►

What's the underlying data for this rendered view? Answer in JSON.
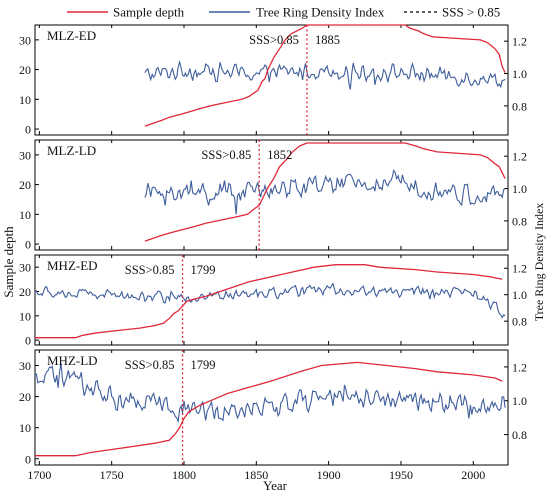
{
  "legend": {
    "depth_label": "Sample depth",
    "index_label": "Tree Ring Density Index",
    "sss_label": "SSS > 0.85"
  },
  "axes": {
    "x_title": "Year",
    "y_left_title": "Sample depth",
    "y_right_title": "Tree Ring Density Index"
  },
  "colors": {
    "depth": "#e0283a",
    "index": "#3f5e9c",
    "sss": "#e0283a"
  },
  "chart_data": [
    {
      "type": "line",
      "title": "MLZ-ED",
      "sss_year": 1885,
      "sss_label": "SSS>0.85",
      "sss_year_label": "1885",
      "xlim": [
        1697,
        2024
      ],
      "x_ticks": [
        1700,
        1750,
        1800,
        1850,
        1900,
        1950,
        2000
      ],
      "ylim_left": [
        -2,
        35
      ],
      "y_left_ticks": [
        0,
        10,
        20,
        30
      ],
      "ylim_right": [
        0.62,
        1.3
      ],
      "y_right_ticks": [
        0.8,
        1.0,
        1.2
      ],
      "depth_series": {
        "name": "Sample depth",
        "points": [
          [
            1773,
            1
          ],
          [
            1779,
            2
          ],
          [
            1785,
            3
          ],
          [
            1790,
            4
          ],
          [
            1798,
            5
          ],
          [
            1805,
            6
          ],
          [
            1812,
            7
          ],
          [
            1820,
            8
          ],
          [
            1830,
            9
          ],
          [
            1840,
            10
          ],
          [
            1845,
            11
          ],
          [
            1848,
            12
          ],
          [
            1851,
            13
          ],
          [
            1854,
            16
          ],
          [
            1856,
            17
          ],
          [
            1858,
            20
          ],
          [
            1862,
            24
          ],
          [
            1866,
            27
          ],
          [
            1870,
            30
          ],
          [
            1874,
            32
          ],
          [
            1878,
            33
          ],
          [
            1882,
            34
          ],
          [
            1885,
            35
          ],
          [
            1953,
            35
          ],
          [
            1956,
            34
          ],
          [
            1962,
            33
          ],
          [
            1966,
            32
          ],
          [
            1972,
            31
          ],
          [
            2005,
            30
          ],
          [
            2010,
            29
          ],
          [
            2015,
            27
          ],
          [
            2018,
            25
          ],
          [
            2020,
            21
          ],
          [
            2022,
            19
          ]
        ]
      },
      "index_series": {
        "name": "Tree Ring Density Index",
        "start_year": 1773,
        "end_year": 2022,
        "mean": 1.0,
        "amplitude": 0.065,
        "trend_points": [
          [
            1773,
            0.99
          ],
          [
            1800,
            1.02
          ],
          [
            1850,
            1.0
          ],
          [
            1900,
            1.02
          ],
          [
            1960,
            1.0
          ],
          [
            2022,
            0.96
          ]
        ]
      }
    },
    {
      "type": "line",
      "title": "MLZ-LD",
      "sss_year": 1852,
      "sss_label": "SSS>0.85",
      "sss_year_label": "1852",
      "xlim": [
        1697,
        2024
      ],
      "x_ticks": [
        1700,
        1750,
        1800,
        1850,
        1900,
        1950,
        2000
      ],
      "ylim_left": [
        -2,
        35
      ],
      "y_left_ticks": [
        0,
        10,
        20,
        30
      ],
      "ylim_right": [
        0.62,
        1.3
      ],
      "y_right_ticks": [
        0.8,
        1.0,
        1.2
      ],
      "depth_series": {
        "name": "Sample depth",
        "points": [
          [
            1773,
            1
          ],
          [
            1779,
            2
          ],
          [
            1785,
            3
          ],
          [
            1792,
            4
          ],
          [
            1800,
            5
          ],
          [
            1808,
            6
          ],
          [
            1815,
            7
          ],
          [
            1825,
            8
          ],
          [
            1835,
            9
          ],
          [
            1844,
            10
          ],
          [
            1849,
            12
          ],
          [
            1852,
            13
          ],
          [
            1855,
            16
          ],
          [
            1858,
            19
          ],
          [
            1862,
            22
          ],
          [
            1866,
            26
          ],
          [
            1870,
            28
          ],
          [
            1875,
            31
          ],
          [
            1880,
            33
          ],
          [
            1885,
            34
          ],
          [
            1953,
            34
          ],
          [
            1960,
            33
          ],
          [
            1966,
            32
          ],
          [
            1975,
            31
          ],
          [
            2005,
            30
          ],
          [
            2010,
            29
          ],
          [
            2015,
            27
          ],
          [
            2018,
            26
          ],
          [
            2020,
            24
          ],
          [
            2022,
            22
          ]
        ]
      },
      "index_series": {
        "name": "Tree Ring Density Index",
        "start_year": 1773,
        "end_year": 2022,
        "mean": 1.0,
        "amplitude": 0.08,
        "trend_points": [
          [
            1773,
            0.98
          ],
          [
            1800,
            0.97
          ],
          [
            1850,
            0.98
          ],
          [
            1900,
            1.02
          ],
          [
            1950,
            1.04
          ],
          [
            2000,
            0.95
          ],
          [
            2022,
            0.96
          ]
        ]
      }
    },
    {
      "type": "line",
      "title": "MHZ-ED",
      "sss_year": 1799,
      "sss_label": "SSS>0.85",
      "sss_year_label": "1799",
      "xlim": [
        1697,
        2024
      ],
      "x_ticks": [
        1700,
        1750,
        1800,
        1850,
        1900,
        1950,
        2000
      ],
      "ylim_left": [
        -2,
        35
      ],
      "y_left_ticks": [
        0,
        10,
        20,
        30
      ],
      "ylim_right": [
        0.62,
        1.3
      ],
      "y_right_ticks": [
        0.8,
        1.0,
        1.2
      ],
      "depth_series": {
        "name": "Sample depth",
        "points": [
          [
            1697,
            1
          ],
          [
            1725,
            1
          ],
          [
            1730,
            2
          ],
          [
            1740,
            3
          ],
          [
            1755,
            4
          ],
          [
            1770,
            5
          ],
          [
            1780,
            6
          ],
          [
            1786,
            7
          ],
          [
            1790,
            9
          ],
          [
            1793,
            11
          ],
          [
            1796,
            12
          ],
          [
            1799,
            14
          ],
          [
            1802,
            16
          ],
          [
            1808,
            17
          ],
          [
            1815,
            18
          ],
          [
            1825,
            20
          ],
          [
            1835,
            22
          ],
          [
            1845,
            24
          ],
          [
            1860,
            26
          ],
          [
            1875,
            28
          ],
          [
            1890,
            30
          ],
          [
            1905,
            31
          ],
          [
            1925,
            31
          ],
          [
            1935,
            30
          ],
          [
            1960,
            29
          ],
          [
            1975,
            28
          ],
          [
            2000,
            27
          ],
          [
            2012,
            26
          ],
          [
            2020,
            25
          ]
        ]
      },
      "index_series": {
        "name": "Tree Ring Density Index",
        "start_year": 1697,
        "end_year": 2022,
        "mean": 1.0,
        "amplitude": 0.05,
        "trend_points": [
          [
            1697,
            1.02
          ],
          [
            1750,
            1.0
          ],
          [
            1800,
            0.98
          ],
          [
            1850,
            1.0
          ],
          [
            1900,
            1.04
          ],
          [
            1950,
            1.02
          ],
          [
            2000,
            1.02
          ],
          [
            2022,
            0.85
          ]
        ]
      }
    },
    {
      "type": "line",
      "title": "MHZ-LD",
      "sss_year": 1799,
      "sss_label": "SSS>0.85",
      "sss_year_label": "1799",
      "xlim": [
        1697,
        2024
      ],
      "x_ticks": [
        1700,
        1750,
        1800,
        1850,
        1900,
        1950,
        2000
      ],
      "ylim_left": [
        -2,
        35
      ],
      "y_left_ticks": [
        0,
        10,
        20,
        30
      ],
      "ylim_right": [
        0.62,
        1.3
      ],
      "y_right_ticks": [
        0.8,
        1.0,
        1.2
      ],
      "depth_series": {
        "name": "Sample depth",
        "points": [
          [
            1697,
            1
          ],
          [
            1725,
            1
          ],
          [
            1735,
            2
          ],
          [
            1750,
            3
          ],
          [
            1765,
            4
          ],
          [
            1780,
            5
          ],
          [
            1790,
            6
          ],
          [
            1794,
            8
          ],
          [
            1797,
            10
          ],
          [
            1800,
            13
          ],
          [
            1803,
            15
          ],
          [
            1810,
            17
          ],
          [
            1820,
            19
          ],
          [
            1830,
            21
          ],
          [
            1845,
            23
          ],
          [
            1860,
            25
          ],
          [
            1880,
            28
          ],
          [
            1895,
            30
          ],
          [
            1920,
            31
          ],
          [
            1940,
            30
          ],
          [
            1960,
            29
          ],
          [
            1975,
            28
          ],
          [
            2000,
            27
          ],
          [
            2015,
            26
          ],
          [
            2020,
            25
          ]
        ]
      },
      "index_series": {
        "name": "Tree Ring Density Index",
        "start_year": 1697,
        "end_year": 2022,
        "mean": 1.0,
        "amplitude": 0.08,
        "trend_points": [
          [
            1697,
            1.12
          ],
          [
            1720,
            1.14
          ],
          [
            1750,
            1.02
          ],
          [
            1800,
            0.94
          ],
          [
            1850,
            0.96
          ],
          [
            1900,
            1.02
          ],
          [
            1950,
            1.02
          ],
          [
            2000,
            0.96
          ],
          [
            2022,
            1.0
          ]
        ]
      }
    }
  ]
}
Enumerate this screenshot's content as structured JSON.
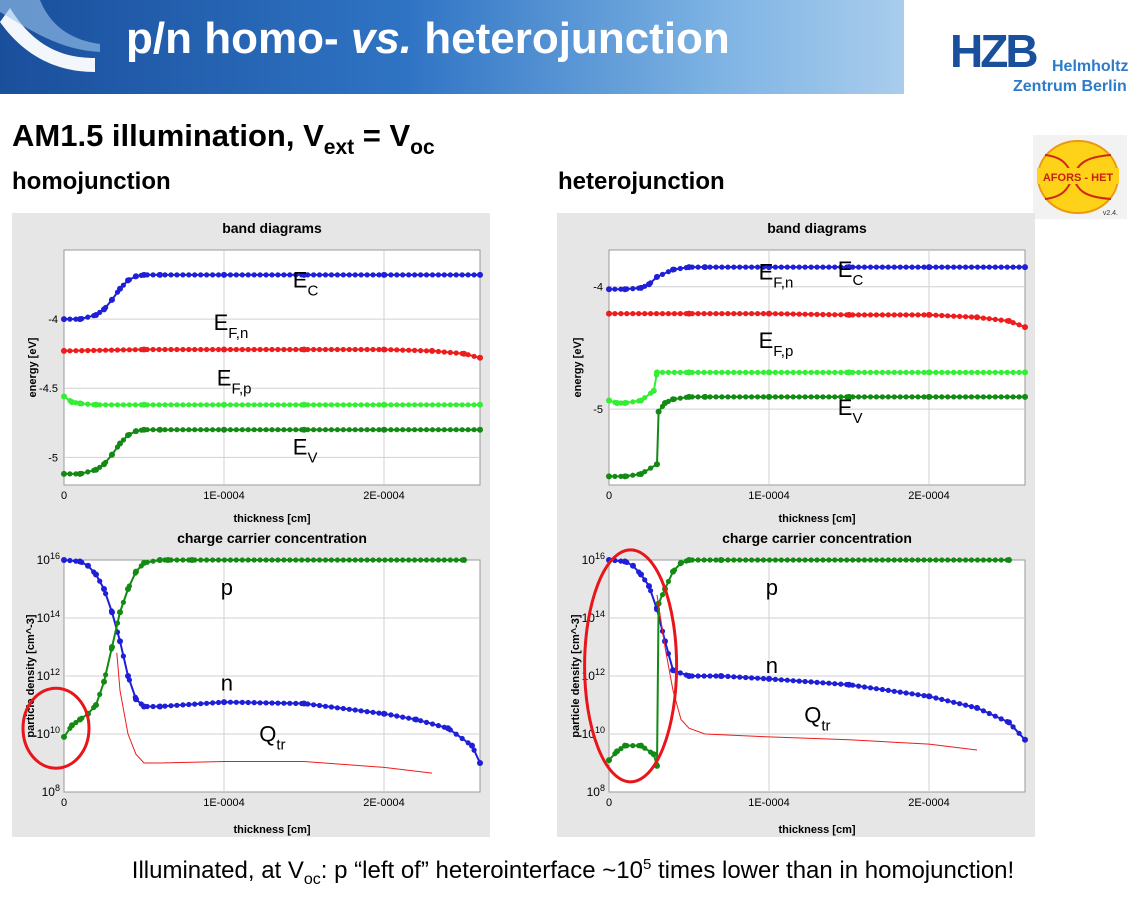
{
  "slide": {
    "title_prefix": "p/n homo- ",
    "title_vs": "vs.",
    "title_suffix": " heterojunction",
    "subtitle_main": "AM1.5 illumination, V",
    "subtitle_sub1": "ext",
    "subtitle_eq": " = V",
    "subtitle_sub2": "oc",
    "logo": {
      "hzb": "HZB",
      "line1": "Helmholtz",
      "line2": "Zentrum Berlin"
    },
    "software_logo": {
      "name": "AFORS - HET",
      "version": "v2.4."
    },
    "footer_pre": "Illuminated, at V",
    "footer_sub": "oc",
    "footer_mid": ": p “left of” heterointerface ~10",
    "footer_sup": "5",
    "footer_post": " times lower than in homojunction!",
    "colors": {
      "Ec": "#1f1fd8",
      "EFn": "#ee1c1c",
      "EFp": "#33ee33",
      "Ev": "#138a13",
      "Qtr": "#ee1c1c",
      "highlight": "#e8151a"
    }
  },
  "chart_data": [
    {
      "id": "homo-band",
      "column_title": "homojunction",
      "type": "line",
      "title": "band diagrams",
      "xlabel": "thickness [cm]",
      "ylabel": "energy [eV]",
      "xlim": [
        0,
        0.00026
      ],
      "ylim": [
        -5.2,
        -3.5
      ],
      "xticks": [
        {
          "v": 0,
          "label": "0"
        },
        {
          "v": 0.0001,
          "label": "1E-0004"
        },
        {
          "v": 0.0002,
          "label": "2E-0004"
        }
      ],
      "yticks": [
        {
          "v": -4,
          "label": "-4"
        },
        {
          "v": -4.5,
          "label": "-4.5"
        },
        {
          "v": -5,
          "label": "-5"
        }
      ],
      "log_y": false,
      "series": [
        {
          "name": "EC",
          "sub": "C",
          "color": "#1f1fd8",
          "x": [
            0,
            1e-05,
            2e-05,
            2.5e-05,
            3e-05,
            3.5e-05,
            4e-05,
            4.5e-05,
            5e-05,
            6e-05,
            0.0001,
            0.00015,
            0.0002,
            0.00026
          ],
          "y": [
            -4.0,
            -4.0,
            -3.97,
            -3.93,
            -3.86,
            -3.78,
            -3.72,
            -3.69,
            -3.68,
            -3.68,
            -3.68,
            -3.68,
            -3.68,
            -3.68
          ]
        },
        {
          "name": "EF,n",
          "sub": "F,n",
          "color": "#ee1c1c",
          "x": [
            0,
            5e-05,
            0.0001,
            0.00015,
            0.0002,
            0.00023,
            0.00025,
            0.00026
          ],
          "y": [
            -4.23,
            -4.22,
            -4.22,
            -4.22,
            -4.22,
            -4.23,
            -4.25,
            -4.28
          ]
        },
        {
          "name": "EF,p",
          "sub": "F,p",
          "color": "#33ee33",
          "x": [
            0,
            5e-06,
            1e-05,
            2e-05,
            5e-05,
            0.0001,
            0.00015,
            0.0002,
            0.00026
          ],
          "y": [
            -4.56,
            -4.6,
            -4.61,
            -4.62,
            -4.62,
            -4.62,
            -4.62,
            -4.62,
            -4.62
          ]
        },
        {
          "name": "EV",
          "sub": "V",
          "color": "#138a13",
          "x": [
            0,
            1e-05,
            2e-05,
            2.5e-05,
            3e-05,
            3.5e-05,
            4e-05,
            4.5e-05,
            5e-05,
            6e-05,
            0.0001,
            0.00015,
            0.0002,
            0.00026
          ],
          "y": [
            -5.12,
            -5.12,
            -5.09,
            -5.05,
            -4.98,
            -4.9,
            -4.84,
            -4.81,
            -4.8,
            -4.8,
            -4.8,
            -4.8,
            -4.8,
            -4.8
          ]
        }
      ],
      "annotations": [
        {
          "base": "E",
          "sub": "C",
          "x": 0.000143,
          "y": -3.77
        },
        {
          "base": "E",
          "sub": "F,n",
          "x": 9.35e-05,
          "y": -4.08
        },
        {
          "base": "E",
          "sub": "F,p",
          "x": 9.55e-05,
          "y": -4.48
        },
        {
          "base": "E",
          "sub": "V",
          "x": 0.000143,
          "y": -4.98
        }
      ]
    },
    {
      "id": "hetero-band",
      "column_title": "heterojunction",
      "type": "line",
      "title": "band diagrams",
      "xlabel": "thickness [cm]",
      "ylabel": "energy [eV]",
      "xlim": [
        0,
        0.00026
      ],
      "ylim": [
        -5.62,
        -3.7
      ],
      "xticks": [
        {
          "v": 0,
          "label": "0"
        },
        {
          "v": 0.0001,
          "label": "1E-0004"
        },
        {
          "v": 0.0002,
          "label": "2E-0004"
        }
      ],
      "yticks": [
        {
          "v": -4,
          "label": "-4"
        },
        {
          "v": -5,
          "label": "-5"
        }
      ],
      "log_y": false,
      "series": [
        {
          "name": "EC",
          "sub": "C",
          "color": "#1f1fd8",
          "x": [
            0,
            1e-05,
            2e-05,
            2.5e-05,
            3e-05,
            4e-05,
            5e-05,
            6e-05,
            0.0001,
            0.00015,
            0.0002,
            0.00026
          ],
          "y": [
            -4.02,
            -4.02,
            -4.01,
            -3.98,
            -3.92,
            -3.86,
            -3.84,
            -3.84,
            -3.84,
            -3.84,
            -3.84,
            -3.84
          ]
        },
        {
          "name": "EF,n",
          "sub": "F,n",
          "color": "#ee1c1c",
          "x": [
            0,
            5e-05,
            0.0001,
            0.00015,
            0.0002,
            0.00023,
            0.00025,
            0.00026
          ],
          "y": [
            -4.22,
            -4.22,
            -4.22,
            -4.23,
            -4.23,
            -4.25,
            -4.28,
            -4.33
          ]
        },
        {
          "name": "EF,p",
          "sub": "F,p",
          "color": "#33ee33",
          "x": [
            0,
            5e-06,
            1e-05,
            2e-05,
            2.8e-05,
            3e-05,
            5e-05,
            0.0001,
            0.00015,
            0.0002,
            0.00026
          ],
          "y": [
            -4.93,
            -4.95,
            -4.95,
            -4.93,
            -4.85,
            -4.7,
            -4.7,
            -4.7,
            -4.7,
            -4.7,
            -4.7
          ]
        },
        {
          "name": "EV",
          "sub": "V",
          "color": "#138a13",
          "x": [
            0,
            1e-05,
            2e-05,
            3e-05,
            3.1e-05,
            3.5e-05,
            4e-05,
            5e-05,
            6e-05,
            0.0001,
            0.00015,
            0.0002,
            0.00026
          ],
          "y": [
            -5.55,
            -5.55,
            -5.53,
            -5.45,
            -5.02,
            -4.95,
            -4.92,
            -4.9,
            -4.9,
            -4.9,
            -4.9,
            -4.9,
            -4.9
          ]
        }
      ],
      "annotations": [
        {
          "base": "E",
          "sub": "C",
          "x": 0.000143,
          "y": -3.92
        },
        {
          "base": "E",
          "sub": "F,n",
          "x": 9.35e-05,
          "y": -3.94
        },
        {
          "base": "E",
          "sub": "F,p",
          "x": 9.35e-05,
          "y": -4.5
        },
        {
          "base": "E",
          "sub": "V",
          "x": 0.000143,
          "y": -5.05
        }
      ]
    },
    {
      "id": "homo-carrier",
      "type": "line",
      "title": "charge carrier concentration",
      "xlabel": "thickness [cm]",
      "ylabel": "particle density [cm^-3]",
      "xlim": [
        0,
        0.00026
      ],
      "ylim": [
        8,
        16
      ],
      "log_y": true,
      "xticks": [
        {
          "v": 0,
          "label": "0"
        },
        {
          "v": 0.0001,
          "label": "1E-0004"
        },
        {
          "v": 0.0002,
          "label": "2E-0004"
        }
      ],
      "yticks": [
        {
          "v": 8,
          "base": "10",
          "exp": "8"
        },
        {
          "v": 10,
          "base": "10",
          "exp": "10"
        },
        {
          "v": 12,
          "base": "10",
          "exp": "12"
        },
        {
          "v": 14,
          "base": "10",
          "exp": "14"
        },
        {
          "v": 16,
          "base": "10",
          "exp": "16"
        }
      ],
      "series": [
        {
          "name": "n",
          "color": "#1f1fd8",
          "x": [
            0,
            1e-05,
            1.5e-05,
            2e-05,
            2.5e-05,
            3e-05,
            3.5e-05,
            4e-05,
            4.5e-05,
            5e-05,
            6e-05,
            0.0001,
            0.00015,
            0.0002,
            0.00022,
            0.00024,
            0.000255,
            0.00026
          ],
          "y": [
            16,
            15.95,
            15.8,
            15.5,
            15,
            14.2,
            13.2,
            12,
            11.2,
            10.95,
            10.95,
            11.1,
            11.05,
            10.7,
            10.5,
            10.2,
            9.6,
            9.0
          ]
        },
        {
          "name": "p",
          "color": "#138a13",
          "x": [
            0,
            5e-06,
            1e-05,
            1.5e-05,
            2e-05,
            2.5e-05,
            3e-05,
            3.5e-05,
            4e-05,
            4.5e-05,
            5e-05,
            6e-05,
            6.5e-05,
            8e-05,
            0.00025
          ],
          "y": [
            9.9,
            10.3,
            10.5,
            10.7,
            11.0,
            11.8,
            13.0,
            14.2,
            15.0,
            15.6,
            15.9,
            16,
            16,
            16,
            16
          ]
        },
        {
          "name": "Qtr",
          "sub": "tr",
          "color": "#ee1c1c",
          "x": [
            3.3e-05,
            3.5e-05,
            4e-05,
            4.5e-05,
            5e-05,
            6e-05,
            0.0001,
            0.00015,
            0.0002,
            0.00023
          ],
          "y": [
            12.8,
            11.5,
            10.0,
            9.3,
            9.0,
            9.0,
            9.05,
            9.05,
            8.85,
            8.65
          ]
        }
      ],
      "annotations": [
        {
          "base": "p",
          "sub": "",
          "x": 9.8e-05,
          "y": 14.8
        },
        {
          "base": "n",
          "sub": "",
          "x": 9.8e-05,
          "y": 11.5
        },
        {
          "base": "Q",
          "sub": "tr",
          "x": 0.000122,
          "y": 9.75
        }
      ],
      "highlight": {
        "x": -5e-06,
        "y": 10.2,
        "rx": 33,
        "ry": 40
      }
    },
    {
      "id": "hetero-carrier",
      "type": "line",
      "title": "charge carrier concentration",
      "xlabel": "thickness [cm]",
      "ylabel": "particle density [cm^-3]",
      "xlim": [
        0,
        0.00026
      ],
      "ylim": [
        8,
        16
      ],
      "log_y": true,
      "xticks": [
        {
          "v": 0,
          "label": "0"
        },
        {
          "v": 0.0001,
          "label": "1E-0004"
        },
        {
          "v": 0.0002,
          "label": "2E-0004"
        }
      ],
      "yticks": [
        {
          "v": 8,
          "base": "10",
          "exp": "8"
        },
        {
          "v": 10,
          "base": "10",
          "exp": "10"
        },
        {
          "v": 12,
          "base": "10",
          "exp": "12"
        },
        {
          "v": 14,
          "base": "10",
          "exp": "14"
        },
        {
          "v": 16,
          "base": "10",
          "exp": "16"
        }
      ],
      "series": [
        {
          "name": "n",
          "color": "#1f1fd8",
          "x": [
            0,
            1e-05,
            1.5e-05,
            2e-05,
            2.5e-05,
            3e-05,
            3.5e-05,
            4e-05,
            5e-05,
            7e-05,
            0.0001,
            0.00015,
            0.0002,
            0.00023,
            0.00025,
            0.00026
          ],
          "y": [
            16,
            15.95,
            15.8,
            15.5,
            15.1,
            14.3,
            13.2,
            12.2,
            12.0,
            12.0,
            11.9,
            11.7,
            11.3,
            10.9,
            10.4,
            9.8
          ]
        },
        {
          "name": "p",
          "color": "#138a13",
          "x": [
            0,
            5e-06,
            1e-05,
            2e-05,
            2.8e-05,
            3e-05,
            3.1e-05,
            3.5e-05,
            4e-05,
            4.5e-05,
            5e-05,
            7e-05,
            0.00025
          ],
          "y": [
            9.1,
            9.4,
            9.6,
            9.6,
            9.3,
            8.9,
            14.5,
            15.0,
            15.6,
            15.9,
            16,
            16,
            16
          ]
        },
        {
          "name": "Qtr",
          "sub": "tr",
          "color": "#ee1c1c",
          "x": [
            3e-05,
            3.5e-05,
            4e-05,
            4.5e-05,
            5e-05,
            6e-05,
            0.0001,
            0.00015,
            0.0002,
            0.00023
          ],
          "y": [
            14.8,
            13.0,
            11.5,
            10.5,
            10.2,
            10.0,
            9.9,
            9.8,
            9.65,
            9.45
          ]
        }
      ],
      "annotations": [
        {
          "base": "p",
          "sub": "",
          "x": 9.8e-05,
          "y": 14.8
        },
        {
          "base": "n",
          "sub": "",
          "x": 9.8e-05,
          "y": 12.1
        },
        {
          "base": "Q",
          "sub": "tr",
          "x": 0.000122,
          "y": 10.4
        }
      ],
      "highlight": {
        "x": 1.35e-05,
        "y": 12.35,
        "rx": 46,
        "ry": 116
      }
    }
  ]
}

◄

▸ Problem description: Scan the listing above. Gather each line that contains the word "amplitude".

▸ Response:
        "amplitude": 0.065,
        "amplitude": 0.08,
        "amplitude": 0.05,
        "amplitude": 0.08,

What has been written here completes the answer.